ITEMS:
** Begin **
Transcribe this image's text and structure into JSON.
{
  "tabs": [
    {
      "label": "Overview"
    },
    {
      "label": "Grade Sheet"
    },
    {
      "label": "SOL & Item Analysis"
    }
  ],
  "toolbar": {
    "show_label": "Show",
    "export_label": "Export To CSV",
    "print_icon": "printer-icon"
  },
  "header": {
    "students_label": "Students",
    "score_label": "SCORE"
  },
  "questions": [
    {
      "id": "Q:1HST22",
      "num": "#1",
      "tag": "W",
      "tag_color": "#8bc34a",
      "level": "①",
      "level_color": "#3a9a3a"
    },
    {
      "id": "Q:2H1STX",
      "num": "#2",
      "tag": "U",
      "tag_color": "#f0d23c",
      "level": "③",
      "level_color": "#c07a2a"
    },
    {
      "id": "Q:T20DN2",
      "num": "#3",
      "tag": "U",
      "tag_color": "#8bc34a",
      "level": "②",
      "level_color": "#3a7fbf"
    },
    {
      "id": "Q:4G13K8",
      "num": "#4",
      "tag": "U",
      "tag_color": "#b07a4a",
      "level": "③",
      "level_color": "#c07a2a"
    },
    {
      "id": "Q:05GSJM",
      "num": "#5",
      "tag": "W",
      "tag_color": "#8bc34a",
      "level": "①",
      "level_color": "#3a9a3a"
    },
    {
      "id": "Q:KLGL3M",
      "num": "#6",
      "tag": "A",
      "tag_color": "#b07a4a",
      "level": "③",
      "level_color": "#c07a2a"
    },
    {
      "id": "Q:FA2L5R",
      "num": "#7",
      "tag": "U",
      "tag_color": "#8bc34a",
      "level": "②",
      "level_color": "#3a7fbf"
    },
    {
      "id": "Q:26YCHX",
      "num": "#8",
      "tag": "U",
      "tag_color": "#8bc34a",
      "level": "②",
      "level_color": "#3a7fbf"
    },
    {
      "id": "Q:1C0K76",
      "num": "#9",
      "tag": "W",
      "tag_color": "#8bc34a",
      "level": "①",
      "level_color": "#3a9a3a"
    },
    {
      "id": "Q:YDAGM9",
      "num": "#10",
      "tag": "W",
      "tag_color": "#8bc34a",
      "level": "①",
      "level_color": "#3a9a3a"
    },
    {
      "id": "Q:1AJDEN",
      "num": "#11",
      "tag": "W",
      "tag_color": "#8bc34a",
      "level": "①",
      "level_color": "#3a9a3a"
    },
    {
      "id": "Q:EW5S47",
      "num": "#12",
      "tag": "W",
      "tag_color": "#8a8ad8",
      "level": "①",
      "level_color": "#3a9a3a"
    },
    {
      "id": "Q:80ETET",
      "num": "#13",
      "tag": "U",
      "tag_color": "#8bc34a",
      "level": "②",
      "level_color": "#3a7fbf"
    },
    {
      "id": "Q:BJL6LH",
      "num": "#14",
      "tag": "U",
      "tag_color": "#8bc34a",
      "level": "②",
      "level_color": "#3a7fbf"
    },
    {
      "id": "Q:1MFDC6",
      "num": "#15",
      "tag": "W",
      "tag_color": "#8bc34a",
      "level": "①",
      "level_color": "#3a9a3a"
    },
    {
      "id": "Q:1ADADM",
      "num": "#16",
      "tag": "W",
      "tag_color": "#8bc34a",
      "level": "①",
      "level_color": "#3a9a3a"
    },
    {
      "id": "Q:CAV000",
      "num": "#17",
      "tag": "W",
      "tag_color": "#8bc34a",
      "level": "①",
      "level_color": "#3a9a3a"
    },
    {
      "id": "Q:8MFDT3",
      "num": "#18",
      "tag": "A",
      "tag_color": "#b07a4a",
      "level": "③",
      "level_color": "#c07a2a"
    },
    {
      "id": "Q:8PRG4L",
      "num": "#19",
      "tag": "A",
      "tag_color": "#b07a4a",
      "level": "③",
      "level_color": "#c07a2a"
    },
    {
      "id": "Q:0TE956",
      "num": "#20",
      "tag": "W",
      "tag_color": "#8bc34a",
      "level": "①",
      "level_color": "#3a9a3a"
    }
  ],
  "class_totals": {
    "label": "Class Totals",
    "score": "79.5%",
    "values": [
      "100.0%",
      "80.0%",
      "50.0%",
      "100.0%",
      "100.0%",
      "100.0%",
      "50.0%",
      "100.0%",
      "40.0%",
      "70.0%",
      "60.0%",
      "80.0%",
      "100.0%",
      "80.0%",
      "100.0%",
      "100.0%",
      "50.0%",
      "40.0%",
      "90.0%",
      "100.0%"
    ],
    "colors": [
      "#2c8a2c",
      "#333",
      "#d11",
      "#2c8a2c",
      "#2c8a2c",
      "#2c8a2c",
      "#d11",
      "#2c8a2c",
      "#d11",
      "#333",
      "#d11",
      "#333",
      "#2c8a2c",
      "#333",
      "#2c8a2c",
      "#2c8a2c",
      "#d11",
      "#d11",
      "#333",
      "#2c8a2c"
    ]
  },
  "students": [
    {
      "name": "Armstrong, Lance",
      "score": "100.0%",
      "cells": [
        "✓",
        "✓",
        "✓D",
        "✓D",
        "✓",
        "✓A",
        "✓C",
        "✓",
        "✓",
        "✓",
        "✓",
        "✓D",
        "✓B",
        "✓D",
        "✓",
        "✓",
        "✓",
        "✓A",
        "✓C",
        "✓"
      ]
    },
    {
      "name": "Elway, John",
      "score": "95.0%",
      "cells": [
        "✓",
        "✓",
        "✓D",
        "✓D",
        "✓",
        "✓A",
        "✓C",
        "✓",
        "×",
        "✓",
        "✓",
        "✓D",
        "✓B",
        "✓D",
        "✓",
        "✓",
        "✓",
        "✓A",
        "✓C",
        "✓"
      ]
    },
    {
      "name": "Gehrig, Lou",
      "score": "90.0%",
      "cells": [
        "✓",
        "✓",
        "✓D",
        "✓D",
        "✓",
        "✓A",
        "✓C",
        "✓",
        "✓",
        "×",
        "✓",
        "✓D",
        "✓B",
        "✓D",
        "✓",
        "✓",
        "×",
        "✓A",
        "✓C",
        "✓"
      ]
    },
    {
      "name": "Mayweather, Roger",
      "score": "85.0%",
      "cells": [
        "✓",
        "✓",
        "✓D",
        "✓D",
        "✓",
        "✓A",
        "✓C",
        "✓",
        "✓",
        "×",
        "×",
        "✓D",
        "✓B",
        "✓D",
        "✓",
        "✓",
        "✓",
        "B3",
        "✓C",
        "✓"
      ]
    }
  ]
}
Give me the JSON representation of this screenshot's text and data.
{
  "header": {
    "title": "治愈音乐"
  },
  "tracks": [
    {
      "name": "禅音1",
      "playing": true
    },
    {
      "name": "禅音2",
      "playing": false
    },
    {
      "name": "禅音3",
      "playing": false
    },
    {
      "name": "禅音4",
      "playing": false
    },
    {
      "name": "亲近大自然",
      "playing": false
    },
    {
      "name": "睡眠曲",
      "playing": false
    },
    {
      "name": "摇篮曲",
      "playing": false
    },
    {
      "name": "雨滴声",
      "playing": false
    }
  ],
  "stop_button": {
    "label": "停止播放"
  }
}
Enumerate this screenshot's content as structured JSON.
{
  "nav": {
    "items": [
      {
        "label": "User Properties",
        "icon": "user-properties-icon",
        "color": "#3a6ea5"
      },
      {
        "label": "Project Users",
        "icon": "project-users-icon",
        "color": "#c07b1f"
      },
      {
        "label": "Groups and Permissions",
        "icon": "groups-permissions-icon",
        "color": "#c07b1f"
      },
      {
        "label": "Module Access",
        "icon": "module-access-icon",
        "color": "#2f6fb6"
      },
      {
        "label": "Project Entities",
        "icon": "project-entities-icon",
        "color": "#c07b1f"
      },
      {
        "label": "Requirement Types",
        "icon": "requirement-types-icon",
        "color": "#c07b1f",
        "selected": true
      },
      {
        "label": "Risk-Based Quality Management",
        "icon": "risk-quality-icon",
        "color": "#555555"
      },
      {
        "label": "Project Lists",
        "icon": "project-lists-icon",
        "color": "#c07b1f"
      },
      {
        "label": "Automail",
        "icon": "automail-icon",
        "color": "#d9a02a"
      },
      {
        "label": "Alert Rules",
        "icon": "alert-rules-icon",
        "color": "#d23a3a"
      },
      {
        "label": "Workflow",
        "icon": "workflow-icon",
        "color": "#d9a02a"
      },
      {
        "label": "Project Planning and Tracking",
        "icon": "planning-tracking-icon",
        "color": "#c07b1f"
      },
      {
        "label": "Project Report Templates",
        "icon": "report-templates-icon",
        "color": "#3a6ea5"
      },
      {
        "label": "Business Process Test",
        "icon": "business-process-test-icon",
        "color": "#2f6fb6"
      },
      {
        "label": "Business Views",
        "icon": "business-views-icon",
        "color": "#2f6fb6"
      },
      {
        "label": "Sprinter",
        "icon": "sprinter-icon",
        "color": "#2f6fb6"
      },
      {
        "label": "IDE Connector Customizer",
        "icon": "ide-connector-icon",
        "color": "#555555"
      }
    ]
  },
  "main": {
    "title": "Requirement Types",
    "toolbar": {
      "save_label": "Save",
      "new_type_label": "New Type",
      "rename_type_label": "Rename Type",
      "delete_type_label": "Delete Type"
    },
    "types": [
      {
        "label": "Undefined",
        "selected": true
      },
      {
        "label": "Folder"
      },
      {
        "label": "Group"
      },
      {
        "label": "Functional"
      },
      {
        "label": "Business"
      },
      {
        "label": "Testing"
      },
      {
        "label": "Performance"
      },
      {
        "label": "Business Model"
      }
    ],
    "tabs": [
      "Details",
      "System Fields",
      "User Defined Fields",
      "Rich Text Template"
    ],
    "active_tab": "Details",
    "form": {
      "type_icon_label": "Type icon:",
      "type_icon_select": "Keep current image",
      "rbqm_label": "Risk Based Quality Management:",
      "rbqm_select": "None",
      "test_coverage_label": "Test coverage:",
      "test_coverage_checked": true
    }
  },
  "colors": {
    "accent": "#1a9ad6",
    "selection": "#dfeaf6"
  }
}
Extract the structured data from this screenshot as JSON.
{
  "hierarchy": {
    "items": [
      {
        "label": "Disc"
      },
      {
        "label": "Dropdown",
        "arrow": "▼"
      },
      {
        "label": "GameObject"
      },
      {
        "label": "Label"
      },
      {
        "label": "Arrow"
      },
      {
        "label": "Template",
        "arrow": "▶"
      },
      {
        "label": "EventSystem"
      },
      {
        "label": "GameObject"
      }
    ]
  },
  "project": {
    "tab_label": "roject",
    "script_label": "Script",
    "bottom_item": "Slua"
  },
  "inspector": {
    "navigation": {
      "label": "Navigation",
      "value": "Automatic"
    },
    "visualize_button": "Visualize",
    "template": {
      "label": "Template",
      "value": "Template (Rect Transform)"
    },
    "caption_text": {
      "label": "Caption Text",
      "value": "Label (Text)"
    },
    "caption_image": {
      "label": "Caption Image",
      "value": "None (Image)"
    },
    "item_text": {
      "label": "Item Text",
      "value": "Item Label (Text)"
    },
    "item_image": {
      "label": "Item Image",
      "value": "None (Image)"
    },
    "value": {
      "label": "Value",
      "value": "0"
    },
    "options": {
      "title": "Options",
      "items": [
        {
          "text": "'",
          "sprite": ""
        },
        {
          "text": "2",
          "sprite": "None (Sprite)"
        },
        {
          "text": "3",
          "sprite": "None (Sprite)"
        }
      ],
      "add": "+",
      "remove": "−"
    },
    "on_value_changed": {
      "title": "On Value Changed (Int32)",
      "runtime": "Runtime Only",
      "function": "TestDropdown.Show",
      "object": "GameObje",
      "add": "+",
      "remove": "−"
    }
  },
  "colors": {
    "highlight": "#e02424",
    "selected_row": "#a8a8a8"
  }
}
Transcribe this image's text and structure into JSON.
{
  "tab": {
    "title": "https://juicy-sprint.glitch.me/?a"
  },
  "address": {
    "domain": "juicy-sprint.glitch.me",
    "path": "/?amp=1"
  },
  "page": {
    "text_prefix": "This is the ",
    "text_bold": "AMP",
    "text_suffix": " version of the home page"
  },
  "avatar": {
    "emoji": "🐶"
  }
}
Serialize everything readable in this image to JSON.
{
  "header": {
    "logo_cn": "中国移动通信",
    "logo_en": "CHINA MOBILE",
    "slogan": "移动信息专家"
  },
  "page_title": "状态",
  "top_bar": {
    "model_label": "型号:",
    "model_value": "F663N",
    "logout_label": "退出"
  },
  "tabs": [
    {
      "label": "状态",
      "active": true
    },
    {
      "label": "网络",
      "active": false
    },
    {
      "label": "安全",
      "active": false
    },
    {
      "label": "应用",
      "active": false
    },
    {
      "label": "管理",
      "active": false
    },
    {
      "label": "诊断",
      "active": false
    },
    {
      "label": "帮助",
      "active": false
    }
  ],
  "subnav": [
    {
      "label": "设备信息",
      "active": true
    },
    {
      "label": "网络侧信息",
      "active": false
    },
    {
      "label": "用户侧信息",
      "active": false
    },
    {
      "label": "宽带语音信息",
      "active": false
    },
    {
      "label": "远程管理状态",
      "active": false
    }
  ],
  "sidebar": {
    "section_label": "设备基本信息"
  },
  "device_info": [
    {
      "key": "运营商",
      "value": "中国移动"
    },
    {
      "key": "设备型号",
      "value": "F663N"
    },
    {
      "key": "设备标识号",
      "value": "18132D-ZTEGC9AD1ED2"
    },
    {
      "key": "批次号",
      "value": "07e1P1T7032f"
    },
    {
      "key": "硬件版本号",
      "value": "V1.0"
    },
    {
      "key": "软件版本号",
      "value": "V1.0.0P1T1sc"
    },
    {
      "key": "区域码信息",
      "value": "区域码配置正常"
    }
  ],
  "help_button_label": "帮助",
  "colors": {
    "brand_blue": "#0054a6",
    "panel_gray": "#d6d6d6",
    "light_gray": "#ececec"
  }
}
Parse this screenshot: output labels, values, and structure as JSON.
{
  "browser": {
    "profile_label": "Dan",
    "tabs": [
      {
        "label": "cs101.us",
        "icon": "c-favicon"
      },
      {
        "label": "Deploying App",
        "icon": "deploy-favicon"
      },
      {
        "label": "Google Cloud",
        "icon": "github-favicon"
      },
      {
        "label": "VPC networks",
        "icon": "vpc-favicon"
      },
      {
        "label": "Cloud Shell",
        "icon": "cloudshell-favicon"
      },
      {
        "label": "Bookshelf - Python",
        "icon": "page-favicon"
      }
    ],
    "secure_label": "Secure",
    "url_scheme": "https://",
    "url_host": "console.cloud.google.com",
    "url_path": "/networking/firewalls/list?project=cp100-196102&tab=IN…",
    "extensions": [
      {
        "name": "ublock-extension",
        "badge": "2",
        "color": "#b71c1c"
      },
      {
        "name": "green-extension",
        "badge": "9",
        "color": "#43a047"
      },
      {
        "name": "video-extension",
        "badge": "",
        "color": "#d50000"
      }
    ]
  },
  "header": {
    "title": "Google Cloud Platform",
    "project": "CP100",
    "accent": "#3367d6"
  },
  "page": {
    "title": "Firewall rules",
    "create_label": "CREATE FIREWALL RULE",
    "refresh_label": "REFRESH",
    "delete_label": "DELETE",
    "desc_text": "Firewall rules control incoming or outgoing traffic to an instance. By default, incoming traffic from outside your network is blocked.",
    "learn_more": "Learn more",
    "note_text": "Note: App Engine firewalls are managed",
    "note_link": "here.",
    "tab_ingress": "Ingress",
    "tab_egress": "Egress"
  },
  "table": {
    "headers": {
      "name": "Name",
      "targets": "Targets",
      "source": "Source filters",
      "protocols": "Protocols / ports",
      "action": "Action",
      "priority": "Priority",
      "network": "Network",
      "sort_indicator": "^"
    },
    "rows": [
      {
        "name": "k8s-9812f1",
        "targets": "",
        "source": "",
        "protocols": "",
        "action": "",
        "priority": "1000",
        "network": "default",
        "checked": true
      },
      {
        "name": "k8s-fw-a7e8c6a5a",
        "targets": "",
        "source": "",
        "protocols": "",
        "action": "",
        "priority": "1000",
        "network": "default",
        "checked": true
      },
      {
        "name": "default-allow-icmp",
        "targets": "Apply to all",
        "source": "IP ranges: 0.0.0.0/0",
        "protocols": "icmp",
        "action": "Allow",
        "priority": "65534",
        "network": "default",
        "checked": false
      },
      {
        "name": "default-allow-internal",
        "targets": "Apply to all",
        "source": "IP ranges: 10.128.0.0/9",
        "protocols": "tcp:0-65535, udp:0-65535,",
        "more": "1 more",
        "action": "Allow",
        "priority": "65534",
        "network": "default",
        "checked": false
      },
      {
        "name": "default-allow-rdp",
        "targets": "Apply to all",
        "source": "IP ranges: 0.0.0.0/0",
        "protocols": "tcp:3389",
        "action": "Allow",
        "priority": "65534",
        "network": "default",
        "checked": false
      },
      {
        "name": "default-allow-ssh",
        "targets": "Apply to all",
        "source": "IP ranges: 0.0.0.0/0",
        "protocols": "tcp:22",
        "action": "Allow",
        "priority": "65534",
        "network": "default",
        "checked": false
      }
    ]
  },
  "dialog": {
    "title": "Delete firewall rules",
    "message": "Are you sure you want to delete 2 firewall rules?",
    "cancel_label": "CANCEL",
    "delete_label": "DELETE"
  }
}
** End **
YOUR GOAL:
Tell how many lines in the material contain the word "values". Only the number is wanted.

CORRECT ANSWER:
2